_WHAT NEEDS TO BE DONE:_ Reading the listing below, count the lines that contain the word "industry" and give that count alone.

_SOURCE RECORDS:_
BEGIN
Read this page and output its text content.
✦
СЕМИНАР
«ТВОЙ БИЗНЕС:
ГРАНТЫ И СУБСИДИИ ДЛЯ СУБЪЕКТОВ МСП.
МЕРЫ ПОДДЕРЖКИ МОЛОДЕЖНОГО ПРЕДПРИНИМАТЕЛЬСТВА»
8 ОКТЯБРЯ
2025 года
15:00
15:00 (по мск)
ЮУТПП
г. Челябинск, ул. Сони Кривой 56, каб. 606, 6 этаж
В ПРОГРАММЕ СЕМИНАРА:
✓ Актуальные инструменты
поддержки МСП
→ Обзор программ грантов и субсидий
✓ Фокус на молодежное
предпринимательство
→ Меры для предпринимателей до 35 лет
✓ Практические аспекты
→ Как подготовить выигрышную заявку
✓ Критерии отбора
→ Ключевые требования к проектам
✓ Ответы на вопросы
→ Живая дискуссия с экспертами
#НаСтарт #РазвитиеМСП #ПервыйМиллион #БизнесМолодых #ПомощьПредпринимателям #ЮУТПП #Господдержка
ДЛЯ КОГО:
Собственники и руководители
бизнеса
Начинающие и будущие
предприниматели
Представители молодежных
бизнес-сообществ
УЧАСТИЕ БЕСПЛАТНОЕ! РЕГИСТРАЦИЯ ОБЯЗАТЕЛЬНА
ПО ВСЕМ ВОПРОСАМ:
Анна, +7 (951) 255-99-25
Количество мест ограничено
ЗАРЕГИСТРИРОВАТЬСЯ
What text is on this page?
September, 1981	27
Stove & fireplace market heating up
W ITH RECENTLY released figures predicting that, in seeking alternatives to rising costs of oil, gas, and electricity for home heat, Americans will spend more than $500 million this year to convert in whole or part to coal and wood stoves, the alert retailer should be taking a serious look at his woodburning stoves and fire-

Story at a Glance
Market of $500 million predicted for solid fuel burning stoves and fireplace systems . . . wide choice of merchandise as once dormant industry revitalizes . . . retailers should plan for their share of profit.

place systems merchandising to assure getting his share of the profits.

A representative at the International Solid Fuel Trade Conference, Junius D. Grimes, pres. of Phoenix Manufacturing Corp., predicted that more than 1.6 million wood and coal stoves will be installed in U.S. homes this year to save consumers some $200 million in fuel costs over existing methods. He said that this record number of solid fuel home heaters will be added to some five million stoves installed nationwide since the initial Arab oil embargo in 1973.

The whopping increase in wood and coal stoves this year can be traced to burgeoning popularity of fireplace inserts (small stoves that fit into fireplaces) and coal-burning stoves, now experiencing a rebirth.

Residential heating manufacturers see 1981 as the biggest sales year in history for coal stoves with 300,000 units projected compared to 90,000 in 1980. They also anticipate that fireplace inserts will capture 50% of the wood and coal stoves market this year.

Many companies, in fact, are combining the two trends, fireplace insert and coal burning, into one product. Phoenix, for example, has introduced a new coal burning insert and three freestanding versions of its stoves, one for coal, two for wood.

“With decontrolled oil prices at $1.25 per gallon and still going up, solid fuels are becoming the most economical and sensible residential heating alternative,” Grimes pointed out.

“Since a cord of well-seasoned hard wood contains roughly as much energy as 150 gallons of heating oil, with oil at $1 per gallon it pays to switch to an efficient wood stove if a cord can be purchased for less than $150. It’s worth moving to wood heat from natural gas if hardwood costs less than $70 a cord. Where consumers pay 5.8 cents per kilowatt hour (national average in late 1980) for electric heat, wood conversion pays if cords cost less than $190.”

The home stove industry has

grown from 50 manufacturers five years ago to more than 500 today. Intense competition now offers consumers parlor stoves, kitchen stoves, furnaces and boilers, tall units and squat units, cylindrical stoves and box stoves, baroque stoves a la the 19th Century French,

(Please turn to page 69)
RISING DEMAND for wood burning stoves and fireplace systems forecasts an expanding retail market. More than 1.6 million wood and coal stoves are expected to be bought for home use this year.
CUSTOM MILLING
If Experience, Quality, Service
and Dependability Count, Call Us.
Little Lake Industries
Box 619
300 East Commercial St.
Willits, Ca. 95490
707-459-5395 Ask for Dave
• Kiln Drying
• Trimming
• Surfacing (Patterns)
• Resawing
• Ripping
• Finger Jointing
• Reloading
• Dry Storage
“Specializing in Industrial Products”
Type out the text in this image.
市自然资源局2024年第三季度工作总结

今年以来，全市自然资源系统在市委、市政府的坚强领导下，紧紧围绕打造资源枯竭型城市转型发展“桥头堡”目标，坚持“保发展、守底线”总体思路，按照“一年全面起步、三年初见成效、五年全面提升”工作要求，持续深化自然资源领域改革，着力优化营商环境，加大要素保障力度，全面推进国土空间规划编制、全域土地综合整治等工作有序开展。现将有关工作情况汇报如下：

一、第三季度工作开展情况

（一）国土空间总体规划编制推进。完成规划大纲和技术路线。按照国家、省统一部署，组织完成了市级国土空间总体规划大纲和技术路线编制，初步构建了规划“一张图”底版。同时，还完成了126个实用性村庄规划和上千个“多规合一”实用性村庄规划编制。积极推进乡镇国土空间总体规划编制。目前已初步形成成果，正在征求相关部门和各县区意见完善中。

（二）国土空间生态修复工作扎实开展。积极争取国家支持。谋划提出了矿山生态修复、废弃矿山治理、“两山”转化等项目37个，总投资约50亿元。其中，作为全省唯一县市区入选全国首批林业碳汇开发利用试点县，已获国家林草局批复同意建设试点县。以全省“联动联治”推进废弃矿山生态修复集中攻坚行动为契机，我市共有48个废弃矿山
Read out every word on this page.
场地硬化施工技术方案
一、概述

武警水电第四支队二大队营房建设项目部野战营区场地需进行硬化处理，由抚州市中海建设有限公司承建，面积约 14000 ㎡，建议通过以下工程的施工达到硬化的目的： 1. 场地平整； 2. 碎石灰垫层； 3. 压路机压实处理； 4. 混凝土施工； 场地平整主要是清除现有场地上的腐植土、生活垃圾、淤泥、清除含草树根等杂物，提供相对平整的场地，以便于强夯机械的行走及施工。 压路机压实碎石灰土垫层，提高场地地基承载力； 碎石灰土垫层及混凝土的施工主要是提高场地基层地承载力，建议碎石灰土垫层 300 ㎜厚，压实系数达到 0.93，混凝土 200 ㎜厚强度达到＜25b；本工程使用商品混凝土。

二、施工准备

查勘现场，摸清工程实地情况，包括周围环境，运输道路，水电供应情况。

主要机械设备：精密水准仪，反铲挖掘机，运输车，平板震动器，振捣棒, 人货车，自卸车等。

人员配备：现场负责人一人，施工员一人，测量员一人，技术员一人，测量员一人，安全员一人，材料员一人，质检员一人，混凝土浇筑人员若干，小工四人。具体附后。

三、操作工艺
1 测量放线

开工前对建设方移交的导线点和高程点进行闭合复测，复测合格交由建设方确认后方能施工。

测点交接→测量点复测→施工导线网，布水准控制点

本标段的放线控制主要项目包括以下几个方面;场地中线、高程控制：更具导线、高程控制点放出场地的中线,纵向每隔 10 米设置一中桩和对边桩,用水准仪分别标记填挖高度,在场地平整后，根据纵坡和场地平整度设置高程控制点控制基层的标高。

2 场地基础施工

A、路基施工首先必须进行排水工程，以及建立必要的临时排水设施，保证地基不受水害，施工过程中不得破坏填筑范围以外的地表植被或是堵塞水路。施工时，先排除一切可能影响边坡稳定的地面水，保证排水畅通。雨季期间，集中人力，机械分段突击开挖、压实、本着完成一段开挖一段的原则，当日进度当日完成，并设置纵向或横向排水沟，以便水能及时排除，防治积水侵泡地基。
END
_ANSWER TO THIS EXERCISE:_ 2